Do this:
Repeat each record exactly as written, and drop any images.

Raw data:
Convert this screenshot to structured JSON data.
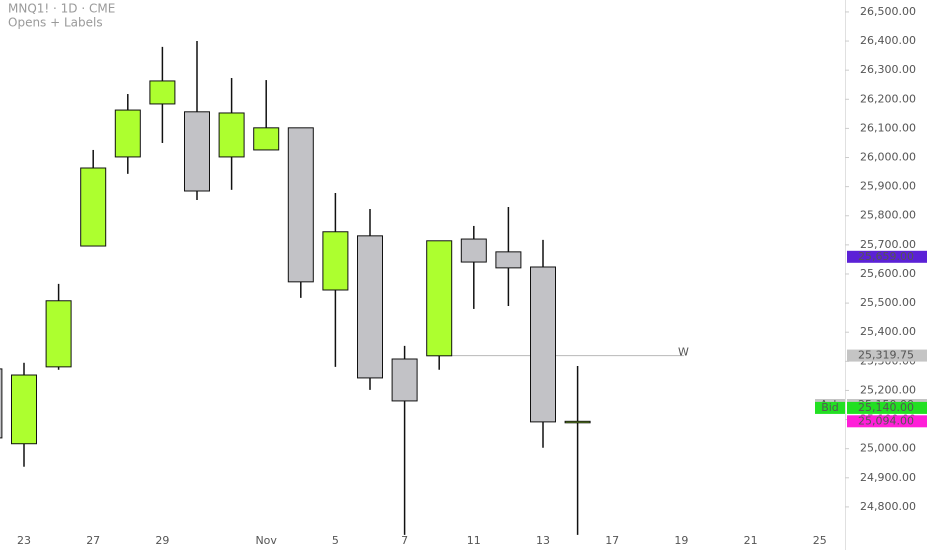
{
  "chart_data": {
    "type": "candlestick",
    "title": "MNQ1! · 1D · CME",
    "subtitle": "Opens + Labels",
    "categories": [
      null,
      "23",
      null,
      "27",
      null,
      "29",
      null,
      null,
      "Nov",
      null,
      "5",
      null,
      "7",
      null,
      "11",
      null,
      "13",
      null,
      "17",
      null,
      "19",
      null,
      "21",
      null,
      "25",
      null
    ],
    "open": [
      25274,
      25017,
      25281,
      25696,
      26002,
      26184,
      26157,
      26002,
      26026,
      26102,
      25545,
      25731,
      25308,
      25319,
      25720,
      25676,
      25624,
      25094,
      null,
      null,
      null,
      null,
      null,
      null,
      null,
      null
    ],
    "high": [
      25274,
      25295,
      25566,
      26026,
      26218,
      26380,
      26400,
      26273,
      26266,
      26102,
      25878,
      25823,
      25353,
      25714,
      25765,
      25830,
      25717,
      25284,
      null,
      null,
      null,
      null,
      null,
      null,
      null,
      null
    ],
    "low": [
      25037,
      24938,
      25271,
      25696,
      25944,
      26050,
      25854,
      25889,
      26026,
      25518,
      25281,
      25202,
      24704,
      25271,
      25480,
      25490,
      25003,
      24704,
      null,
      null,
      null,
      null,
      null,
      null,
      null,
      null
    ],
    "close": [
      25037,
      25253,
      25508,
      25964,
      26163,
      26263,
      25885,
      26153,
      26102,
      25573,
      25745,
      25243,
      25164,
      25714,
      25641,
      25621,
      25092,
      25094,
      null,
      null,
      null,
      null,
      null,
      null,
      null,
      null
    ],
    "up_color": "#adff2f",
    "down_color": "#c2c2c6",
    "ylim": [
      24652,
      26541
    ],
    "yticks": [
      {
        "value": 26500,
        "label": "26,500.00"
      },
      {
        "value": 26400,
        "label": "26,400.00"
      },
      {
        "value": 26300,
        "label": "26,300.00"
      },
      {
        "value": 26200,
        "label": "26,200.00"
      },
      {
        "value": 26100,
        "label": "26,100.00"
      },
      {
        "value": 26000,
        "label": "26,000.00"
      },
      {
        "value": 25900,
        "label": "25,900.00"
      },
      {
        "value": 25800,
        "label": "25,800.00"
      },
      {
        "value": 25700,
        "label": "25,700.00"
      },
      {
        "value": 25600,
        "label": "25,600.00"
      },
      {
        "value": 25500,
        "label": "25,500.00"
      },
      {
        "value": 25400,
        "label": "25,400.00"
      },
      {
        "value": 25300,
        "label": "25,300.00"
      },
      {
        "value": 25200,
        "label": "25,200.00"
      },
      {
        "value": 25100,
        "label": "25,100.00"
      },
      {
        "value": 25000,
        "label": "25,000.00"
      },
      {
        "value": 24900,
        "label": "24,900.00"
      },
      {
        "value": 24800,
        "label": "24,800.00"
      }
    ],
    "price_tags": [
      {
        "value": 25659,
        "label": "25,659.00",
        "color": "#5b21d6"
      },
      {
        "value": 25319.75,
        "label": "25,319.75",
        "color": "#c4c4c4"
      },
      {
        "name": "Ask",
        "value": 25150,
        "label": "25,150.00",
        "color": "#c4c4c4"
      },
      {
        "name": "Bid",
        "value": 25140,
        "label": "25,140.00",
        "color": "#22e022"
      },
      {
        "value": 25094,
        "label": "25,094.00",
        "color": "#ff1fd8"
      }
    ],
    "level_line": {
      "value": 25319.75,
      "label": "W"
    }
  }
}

Result of this task:
Convert this screenshot to structured JSON data.
{
  "chart_data": {
    "type": "candlestick",
    "title": "MNQ1! · 1D · CME",
    "subtitle": "Opens + Labels",
    "categories": [
      null,
      "23",
      null,
      "27",
      null,
      "29",
      null,
      null,
      "Nov",
      null,
      "5",
      null,
      "7",
      null,
      "11",
      null,
      "13",
      null,
      "17",
      null,
      "19",
      null,
      "21",
      null,
      "25",
      null
    ],
    "open": [
      25274,
      25017,
      25281,
      25696,
      26002,
      26184,
      26157,
      26002,
      26026,
      26102,
      25545,
      25731,
      25308,
      25319,
      25720,
      25676,
      25624,
      25094,
      null,
      null,
      null,
      null,
      null,
      null,
      null,
      null
    ],
    "high": [
      25274,
      25295,
      25566,
      26026,
      26218,
      26380,
      26400,
      26273,
      26266,
      26102,
      25878,
      25823,
      25353,
      25714,
      25765,
      25830,
      25717,
      25284,
      null,
      null,
      null,
      null,
      null,
      null,
      null,
      null
    ],
    "low": [
      25037,
      24938,
      25271,
      25696,
      25944,
      26050,
      25854,
      25889,
      26026,
      25518,
      25281,
      25202,
      24704,
      25271,
      25480,
      25490,
      25003,
      24704,
      null,
      null,
      null,
      null,
      null,
      null,
      null,
      null
    ],
    "close": [
      25037,
      25253,
      25508,
      25964,
      26163,
      26263,
      25885,
      26153,
      26102,
      25573,
      25745,
      25243,
      25164,
      25714,
      25641,
      25621,
      25092,
      25094,
      null,
      null,
      null,
      null,
      null,
      null,
      null,
      null
    ],
    "up_color": "#adff2f",
    "down_color": "#c2c2c6",
    "ylim": [
      24652,
      26541
    ],
    "yticks": [
      {
        "value": 26500,
        "label": "26,500.00"
      },
      {
        "value": 26400,
        "label": "26,400.00"
      },
      {
        "value": 26300,
        "label": "26,300.00"
      },
      {
        "value": 26200,
        "label": "26,200.00"
      },
      {
        "value": 26100,
        "label": "26,100.00"
      },
      {
        "value": 26000,
        "label": "26,000.00"
      },
      {
        "value": 25900,
        "label": "25,900.00"
      },
      {
        "value": 25800,
        "label": "25,800.00"
      },
      {
        "value": 25700,
        "label": "25,700.00"
      },
      {
        "value": 25600,
        "label": "25,600.00"
      },
      {
        "value": 25500,
        "label": "25,500.00"
      },
      {
        "value": 25400,
        "label": "25,400.00"
      },
      {
        "value": 25300,
        "label": "25,300.00"
      },
      {
        "value": 25200,
        "label": "25,200.00"
      },
      {
        "value": 25100,
        "label": "25,100.00"
      },
      {
        "value": 25000,
        "label": "25,000.00"
      },
      {
        "value": 24900,
        "label": "24,900.00"
      },
      {
        "value": 24800,
        "label": "24,800.00"
      }
    ],
    "price_tags": [
      {
        "value": 25659,
        "label": "25,659.00",
        "color": "#5b21d6"
      },
      {
        "value": 25319.75,
        "label": "25,319.75",
        "color": "#c4c4c4"
      },
      {
        "name": "Ask",
        "value": 25150,
        "label": "25,150.00",
        "color": "#c4c4c4"
      },
      {
        "name": "Bid",
        "value": 25140,
        "label": "25,140.00",
        "color": "#22e022"
      },
      {
        "value": 25094,
        "label": "25,094.00",
        "color": "#ff1fd8"
      }
    ],
    "level_line": {
      "value": 25319.75,
      "label": "W"
    }
  }
}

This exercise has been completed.